> _Written task_
Each line of the data that includes the string "Inflation" is to be copied out.

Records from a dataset
==*==
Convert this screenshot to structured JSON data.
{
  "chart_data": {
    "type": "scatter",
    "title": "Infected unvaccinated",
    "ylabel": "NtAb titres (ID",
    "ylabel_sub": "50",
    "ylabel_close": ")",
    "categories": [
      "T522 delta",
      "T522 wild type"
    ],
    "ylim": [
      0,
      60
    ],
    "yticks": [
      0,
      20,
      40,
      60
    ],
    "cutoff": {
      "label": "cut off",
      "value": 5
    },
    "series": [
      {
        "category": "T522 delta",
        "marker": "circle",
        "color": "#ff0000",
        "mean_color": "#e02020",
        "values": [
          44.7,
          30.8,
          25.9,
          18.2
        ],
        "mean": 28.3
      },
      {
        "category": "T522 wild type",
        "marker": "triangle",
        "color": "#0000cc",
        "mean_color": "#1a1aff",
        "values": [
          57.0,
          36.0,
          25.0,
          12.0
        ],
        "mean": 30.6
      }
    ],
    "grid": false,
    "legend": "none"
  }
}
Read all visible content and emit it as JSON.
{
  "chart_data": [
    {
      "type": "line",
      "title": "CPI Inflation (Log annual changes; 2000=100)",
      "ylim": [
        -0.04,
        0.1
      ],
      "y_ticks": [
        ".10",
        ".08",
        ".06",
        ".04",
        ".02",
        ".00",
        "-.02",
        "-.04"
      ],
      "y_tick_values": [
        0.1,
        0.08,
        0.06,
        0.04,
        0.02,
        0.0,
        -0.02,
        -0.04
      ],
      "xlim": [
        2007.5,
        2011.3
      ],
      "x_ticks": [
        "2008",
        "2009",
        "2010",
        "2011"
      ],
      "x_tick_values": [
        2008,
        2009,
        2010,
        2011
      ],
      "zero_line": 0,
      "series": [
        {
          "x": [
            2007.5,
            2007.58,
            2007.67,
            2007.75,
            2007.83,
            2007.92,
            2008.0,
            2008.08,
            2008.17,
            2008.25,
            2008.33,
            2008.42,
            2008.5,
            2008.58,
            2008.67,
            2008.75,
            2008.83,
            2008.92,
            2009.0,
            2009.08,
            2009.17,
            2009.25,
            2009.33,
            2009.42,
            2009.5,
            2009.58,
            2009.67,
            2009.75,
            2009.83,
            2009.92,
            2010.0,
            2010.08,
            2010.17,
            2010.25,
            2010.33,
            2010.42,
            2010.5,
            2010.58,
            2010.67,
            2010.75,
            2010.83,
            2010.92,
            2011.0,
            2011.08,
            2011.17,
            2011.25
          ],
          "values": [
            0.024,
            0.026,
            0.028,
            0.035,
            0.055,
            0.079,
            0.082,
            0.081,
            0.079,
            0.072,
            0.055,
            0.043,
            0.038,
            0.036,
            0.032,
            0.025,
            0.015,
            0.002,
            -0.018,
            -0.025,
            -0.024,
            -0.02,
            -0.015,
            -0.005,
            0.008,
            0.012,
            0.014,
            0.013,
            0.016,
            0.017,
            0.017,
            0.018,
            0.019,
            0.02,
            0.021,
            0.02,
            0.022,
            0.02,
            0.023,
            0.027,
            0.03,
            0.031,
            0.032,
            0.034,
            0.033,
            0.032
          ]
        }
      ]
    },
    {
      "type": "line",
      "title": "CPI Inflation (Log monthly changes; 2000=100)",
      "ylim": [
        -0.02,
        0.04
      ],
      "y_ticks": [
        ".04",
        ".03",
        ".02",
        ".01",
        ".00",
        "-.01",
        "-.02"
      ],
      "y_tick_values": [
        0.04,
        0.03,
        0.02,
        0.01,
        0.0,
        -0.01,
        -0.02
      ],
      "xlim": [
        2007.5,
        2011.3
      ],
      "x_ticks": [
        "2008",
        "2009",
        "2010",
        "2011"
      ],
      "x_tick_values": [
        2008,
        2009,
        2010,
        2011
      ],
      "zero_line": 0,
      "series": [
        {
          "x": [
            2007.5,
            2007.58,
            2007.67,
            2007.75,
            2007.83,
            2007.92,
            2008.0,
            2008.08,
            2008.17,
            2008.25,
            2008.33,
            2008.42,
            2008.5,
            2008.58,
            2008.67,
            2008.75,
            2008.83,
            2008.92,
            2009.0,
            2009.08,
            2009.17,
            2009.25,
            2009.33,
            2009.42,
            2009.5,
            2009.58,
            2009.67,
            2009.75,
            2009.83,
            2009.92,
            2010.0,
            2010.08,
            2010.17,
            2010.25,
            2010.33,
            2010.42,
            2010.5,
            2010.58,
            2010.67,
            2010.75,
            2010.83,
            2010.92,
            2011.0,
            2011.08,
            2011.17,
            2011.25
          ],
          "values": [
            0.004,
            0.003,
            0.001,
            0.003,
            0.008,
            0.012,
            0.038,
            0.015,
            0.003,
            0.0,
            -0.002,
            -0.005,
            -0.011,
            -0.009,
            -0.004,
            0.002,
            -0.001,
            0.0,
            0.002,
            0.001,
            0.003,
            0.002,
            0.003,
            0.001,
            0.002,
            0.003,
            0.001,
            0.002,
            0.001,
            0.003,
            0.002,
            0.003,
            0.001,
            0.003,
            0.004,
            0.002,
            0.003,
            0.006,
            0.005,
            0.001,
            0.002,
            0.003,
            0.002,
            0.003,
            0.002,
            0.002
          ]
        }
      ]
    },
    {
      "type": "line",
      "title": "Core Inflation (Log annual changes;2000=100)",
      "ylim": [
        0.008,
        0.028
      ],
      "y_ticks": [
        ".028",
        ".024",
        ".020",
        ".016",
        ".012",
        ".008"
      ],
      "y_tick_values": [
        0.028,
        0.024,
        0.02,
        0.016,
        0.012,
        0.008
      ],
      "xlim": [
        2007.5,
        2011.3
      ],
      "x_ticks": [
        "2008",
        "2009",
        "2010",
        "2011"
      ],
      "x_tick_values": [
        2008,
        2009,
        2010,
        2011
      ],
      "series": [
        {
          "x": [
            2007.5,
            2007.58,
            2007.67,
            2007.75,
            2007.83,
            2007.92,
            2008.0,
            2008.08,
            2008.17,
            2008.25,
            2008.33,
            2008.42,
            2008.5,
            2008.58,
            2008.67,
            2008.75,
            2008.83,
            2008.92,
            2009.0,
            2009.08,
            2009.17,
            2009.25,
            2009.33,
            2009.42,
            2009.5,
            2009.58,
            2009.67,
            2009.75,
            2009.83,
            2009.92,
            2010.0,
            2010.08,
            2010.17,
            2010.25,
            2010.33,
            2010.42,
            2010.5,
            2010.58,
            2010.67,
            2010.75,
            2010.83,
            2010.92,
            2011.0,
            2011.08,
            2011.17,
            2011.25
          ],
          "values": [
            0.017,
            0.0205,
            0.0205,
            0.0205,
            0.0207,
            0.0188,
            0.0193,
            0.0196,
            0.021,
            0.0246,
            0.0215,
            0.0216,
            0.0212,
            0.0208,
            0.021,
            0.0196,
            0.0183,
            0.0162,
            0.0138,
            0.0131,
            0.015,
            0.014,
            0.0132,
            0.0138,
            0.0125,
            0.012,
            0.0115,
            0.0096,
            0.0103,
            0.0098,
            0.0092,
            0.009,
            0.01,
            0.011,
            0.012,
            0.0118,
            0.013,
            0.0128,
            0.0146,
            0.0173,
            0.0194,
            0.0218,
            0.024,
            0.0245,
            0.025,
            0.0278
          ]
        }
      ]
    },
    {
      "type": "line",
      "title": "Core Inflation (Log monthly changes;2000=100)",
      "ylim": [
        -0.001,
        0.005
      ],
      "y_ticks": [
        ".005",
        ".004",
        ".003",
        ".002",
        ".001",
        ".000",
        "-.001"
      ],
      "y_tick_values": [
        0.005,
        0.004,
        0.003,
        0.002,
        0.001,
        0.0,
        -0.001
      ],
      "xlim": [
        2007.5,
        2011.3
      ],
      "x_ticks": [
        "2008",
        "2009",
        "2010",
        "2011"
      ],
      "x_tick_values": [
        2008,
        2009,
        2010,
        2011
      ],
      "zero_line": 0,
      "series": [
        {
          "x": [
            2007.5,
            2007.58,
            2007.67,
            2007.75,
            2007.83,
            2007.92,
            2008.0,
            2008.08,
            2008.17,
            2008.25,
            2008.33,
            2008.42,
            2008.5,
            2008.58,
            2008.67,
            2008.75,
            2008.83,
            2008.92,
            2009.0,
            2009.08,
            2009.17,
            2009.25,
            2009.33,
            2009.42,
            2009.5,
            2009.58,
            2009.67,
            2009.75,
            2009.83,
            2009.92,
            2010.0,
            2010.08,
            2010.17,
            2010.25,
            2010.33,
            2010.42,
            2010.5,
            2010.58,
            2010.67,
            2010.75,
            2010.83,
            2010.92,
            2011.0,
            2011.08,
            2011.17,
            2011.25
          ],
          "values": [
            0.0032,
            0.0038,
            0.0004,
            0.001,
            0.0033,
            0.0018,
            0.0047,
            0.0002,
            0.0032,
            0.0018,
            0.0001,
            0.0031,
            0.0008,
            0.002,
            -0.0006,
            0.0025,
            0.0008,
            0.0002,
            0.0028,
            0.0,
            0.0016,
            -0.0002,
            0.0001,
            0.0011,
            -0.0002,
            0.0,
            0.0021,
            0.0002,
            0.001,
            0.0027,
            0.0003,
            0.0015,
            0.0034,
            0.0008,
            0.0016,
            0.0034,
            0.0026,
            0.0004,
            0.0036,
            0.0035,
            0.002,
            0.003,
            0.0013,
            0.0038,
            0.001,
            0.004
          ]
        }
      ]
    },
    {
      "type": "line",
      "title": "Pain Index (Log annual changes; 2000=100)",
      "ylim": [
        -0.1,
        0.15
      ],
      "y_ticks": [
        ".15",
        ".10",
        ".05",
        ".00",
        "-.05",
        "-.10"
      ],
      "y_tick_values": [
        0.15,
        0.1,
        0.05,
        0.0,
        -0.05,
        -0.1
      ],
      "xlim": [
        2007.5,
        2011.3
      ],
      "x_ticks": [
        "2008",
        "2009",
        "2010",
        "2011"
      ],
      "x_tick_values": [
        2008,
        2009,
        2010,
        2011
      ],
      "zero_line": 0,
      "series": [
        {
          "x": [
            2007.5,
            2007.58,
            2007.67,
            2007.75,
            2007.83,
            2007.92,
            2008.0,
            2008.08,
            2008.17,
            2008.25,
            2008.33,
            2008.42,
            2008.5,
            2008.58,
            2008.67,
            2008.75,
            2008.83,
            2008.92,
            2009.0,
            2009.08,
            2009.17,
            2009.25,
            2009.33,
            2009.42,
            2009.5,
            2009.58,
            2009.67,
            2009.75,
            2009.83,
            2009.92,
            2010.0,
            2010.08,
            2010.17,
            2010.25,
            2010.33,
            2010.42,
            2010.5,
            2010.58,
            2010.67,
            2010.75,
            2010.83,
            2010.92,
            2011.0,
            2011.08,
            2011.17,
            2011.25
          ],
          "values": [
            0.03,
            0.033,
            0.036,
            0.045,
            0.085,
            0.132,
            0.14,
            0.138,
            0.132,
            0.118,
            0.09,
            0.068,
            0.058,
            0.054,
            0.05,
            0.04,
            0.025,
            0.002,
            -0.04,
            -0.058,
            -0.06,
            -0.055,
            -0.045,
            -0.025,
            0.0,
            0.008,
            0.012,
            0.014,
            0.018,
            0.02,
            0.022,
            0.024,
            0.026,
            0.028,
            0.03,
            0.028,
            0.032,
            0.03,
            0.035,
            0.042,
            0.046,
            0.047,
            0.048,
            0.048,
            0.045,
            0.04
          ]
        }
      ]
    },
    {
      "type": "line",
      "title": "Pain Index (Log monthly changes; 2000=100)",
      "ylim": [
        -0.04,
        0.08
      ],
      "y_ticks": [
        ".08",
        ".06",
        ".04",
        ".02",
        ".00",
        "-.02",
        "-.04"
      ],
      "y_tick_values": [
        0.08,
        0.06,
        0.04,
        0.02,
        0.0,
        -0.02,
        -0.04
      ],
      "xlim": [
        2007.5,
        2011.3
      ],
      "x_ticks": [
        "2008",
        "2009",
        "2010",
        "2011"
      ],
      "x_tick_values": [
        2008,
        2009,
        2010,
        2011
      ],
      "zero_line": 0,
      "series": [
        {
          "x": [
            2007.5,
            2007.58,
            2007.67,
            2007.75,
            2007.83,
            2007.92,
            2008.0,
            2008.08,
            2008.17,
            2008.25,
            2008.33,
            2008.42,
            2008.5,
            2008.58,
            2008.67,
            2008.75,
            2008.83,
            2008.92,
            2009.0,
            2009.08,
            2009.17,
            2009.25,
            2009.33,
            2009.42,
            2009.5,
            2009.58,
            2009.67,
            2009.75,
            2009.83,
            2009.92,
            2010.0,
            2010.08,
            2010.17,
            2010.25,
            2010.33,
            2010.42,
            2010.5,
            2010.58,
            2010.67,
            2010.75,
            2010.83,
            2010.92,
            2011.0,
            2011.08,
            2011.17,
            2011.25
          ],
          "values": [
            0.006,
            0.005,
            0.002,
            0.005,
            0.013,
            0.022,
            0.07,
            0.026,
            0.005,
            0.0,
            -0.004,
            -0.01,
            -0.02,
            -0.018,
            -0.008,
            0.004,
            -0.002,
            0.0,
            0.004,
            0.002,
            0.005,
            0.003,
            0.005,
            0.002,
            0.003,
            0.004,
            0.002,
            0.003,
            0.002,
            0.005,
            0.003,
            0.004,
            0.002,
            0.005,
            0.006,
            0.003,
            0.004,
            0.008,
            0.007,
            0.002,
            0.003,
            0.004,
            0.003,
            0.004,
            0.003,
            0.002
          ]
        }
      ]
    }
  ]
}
==*==
> _Solution to the problem_
      "title": "CPI Inflation (Log annual changes; 2000=100)",
      "title": "CPI Inflation (Log monthly changes; 2000=100)",
      "title": "Core Inflation (Log annual changes;2000=100)",
      "title": "Core Inflation (Log monthly changes;2000=100)",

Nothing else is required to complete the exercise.